**Record excerpts**
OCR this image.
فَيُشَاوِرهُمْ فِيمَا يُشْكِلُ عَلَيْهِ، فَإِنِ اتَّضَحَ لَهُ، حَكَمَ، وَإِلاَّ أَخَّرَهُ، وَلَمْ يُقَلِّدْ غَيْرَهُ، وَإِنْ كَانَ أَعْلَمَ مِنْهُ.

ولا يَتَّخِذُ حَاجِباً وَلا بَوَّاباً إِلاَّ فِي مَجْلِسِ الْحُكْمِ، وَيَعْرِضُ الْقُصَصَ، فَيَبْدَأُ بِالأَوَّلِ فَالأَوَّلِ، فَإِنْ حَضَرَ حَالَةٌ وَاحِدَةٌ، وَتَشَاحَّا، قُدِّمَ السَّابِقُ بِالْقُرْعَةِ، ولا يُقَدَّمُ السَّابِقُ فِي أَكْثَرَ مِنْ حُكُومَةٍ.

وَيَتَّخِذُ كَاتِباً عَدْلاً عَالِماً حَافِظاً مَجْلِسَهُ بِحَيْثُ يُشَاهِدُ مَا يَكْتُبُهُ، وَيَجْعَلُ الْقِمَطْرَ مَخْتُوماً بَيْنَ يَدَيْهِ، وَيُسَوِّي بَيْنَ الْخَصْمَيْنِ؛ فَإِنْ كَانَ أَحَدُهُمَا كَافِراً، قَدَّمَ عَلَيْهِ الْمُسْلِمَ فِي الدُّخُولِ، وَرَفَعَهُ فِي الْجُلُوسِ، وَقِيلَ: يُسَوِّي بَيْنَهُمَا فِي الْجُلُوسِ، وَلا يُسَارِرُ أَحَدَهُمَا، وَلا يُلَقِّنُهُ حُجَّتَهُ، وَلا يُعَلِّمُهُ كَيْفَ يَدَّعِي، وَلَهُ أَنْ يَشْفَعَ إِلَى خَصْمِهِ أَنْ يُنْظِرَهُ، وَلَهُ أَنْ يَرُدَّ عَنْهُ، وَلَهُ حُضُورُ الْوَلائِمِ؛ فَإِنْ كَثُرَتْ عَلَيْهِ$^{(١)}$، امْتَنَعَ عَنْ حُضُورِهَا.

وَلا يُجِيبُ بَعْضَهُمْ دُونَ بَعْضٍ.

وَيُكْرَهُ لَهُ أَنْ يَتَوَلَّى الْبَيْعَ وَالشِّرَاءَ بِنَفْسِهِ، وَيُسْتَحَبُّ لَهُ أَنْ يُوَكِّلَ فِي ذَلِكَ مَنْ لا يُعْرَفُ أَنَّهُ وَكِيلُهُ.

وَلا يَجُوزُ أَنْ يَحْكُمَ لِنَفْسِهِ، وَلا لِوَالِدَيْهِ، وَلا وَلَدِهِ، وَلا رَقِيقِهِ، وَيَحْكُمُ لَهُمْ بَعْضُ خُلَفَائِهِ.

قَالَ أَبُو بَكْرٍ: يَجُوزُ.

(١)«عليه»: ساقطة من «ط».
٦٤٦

**Required task**
Write out the listing once more, matching it exactly.

**Output for this task**
OCR this image.
فَيُشَاوِرهُمْ فِيمَا يُشْكِلُ عَلَيْهِ، فَإِنِ اتَّضَحَ لَهُ، حَكَمَ، وَإِلاَّ أَخَّرَهُ، وَلَمْ يُقَلِّدْ غَيْرَهُ، وَإِنْ كَانَ أَعْلَمَ مِنْهُ.

ولا يَتَّخِذُ حَاجِباً وَلا بَوَّاباً إِلاَّ فِي مَجْلِسِ الْحُكْمِ، وَيَعْرِضُ الْقُصَصَ، فَيَبْدَأُ بِالأَوَّلِ فَالأَوَّلِ، فَإِنْ حَضَرَ حَالَةٌ وَاحِدَةٌ، وَتَشَاحَّا، قُدِّمَ السَّابِقُ بِالْقُرْعَةِ، ولا يُقَدَّمُ السَّابِقُ فِي أَكْثَرَ مِنْ حُكُومَةٍ.

وَيَتَّخِذُ كَاتِباً عَدْلاً عَالِماً حَافِظاً مَجْلِسَهُ بِحَيْثُ يُشَاهِدُ مَا يَكْتُبُهُ، وَيَجْعَلُ الْقِمَطْرَ مَخْتُوماً بَيْنَ يَدَيْهِ، وَيُسَوِّي بَيْنَ الْخَصْمَيْنِ؛ فَإِنْ كَانَ أَحَدُهُمَا كَافِراً، قَدَّمَ عَلَيْهِ الْمُسْلِمَ فِي الدُّخُولِ، وَرَفَعَهُ فِي الْجُلُوسِ، وَقِيلَ: يُسَوِّي بَيْنَهُمَا فِي الْجُلُوسِ، وَلا يُسَارِرُ أَحَدَهُمَا، وَلا يُلَقِّنُهُ حُجَّتَهُ، وَلا يُعَلِّمُهُ كَيْفَ يَدَّعِي، وَلَهُ أَنْ يَشْفَعَ إِلَى خَصْمِهِ أَنْ يُنْظِرَهُ، وَلَهُ أَنْ يَرُدَّ عَنْهُ، وَلَهُ حُضُورُ الْوَلائِمِ؛ فَإِنْ كَثُرَتْ عَلَيْهِ$^{(١)}$، امْتَنَعَ عَنْ حُضُورِهَا.

وَلا يُجِيبُ بَعْضَهُمْ دُونَ بَعْضٍ.

وَيُكْرَهُ لَهُ أَنْ يَتَوَلَّى الْبَيْعَ وَالشِّرَاءَ بِنَفْسِهِ، وَيُسْتَحَبُّ لَهُ أَنْ يُوَكِّلَ فِي ذَلِكَ مَنْ لا يُعْرَفُ أَنَّهُ وَكِيلُهُ.

وَلا يَجُوزُ أَنْ يَحْكُمَ لِنَفْسِهِ، وَلا لِوَالِدَيْهِ، وَلا وَلَدِهِ، وَلا رَقِيقِهِ، وَيَحْكُمُ لَهُمْ بَعْضُ خُلَفَائِهِ.

قَالَ أَبُو بَكْرٍ: يَجُوزُ.

(١)«عليه»: ساقطة من «ط».
٦٤٦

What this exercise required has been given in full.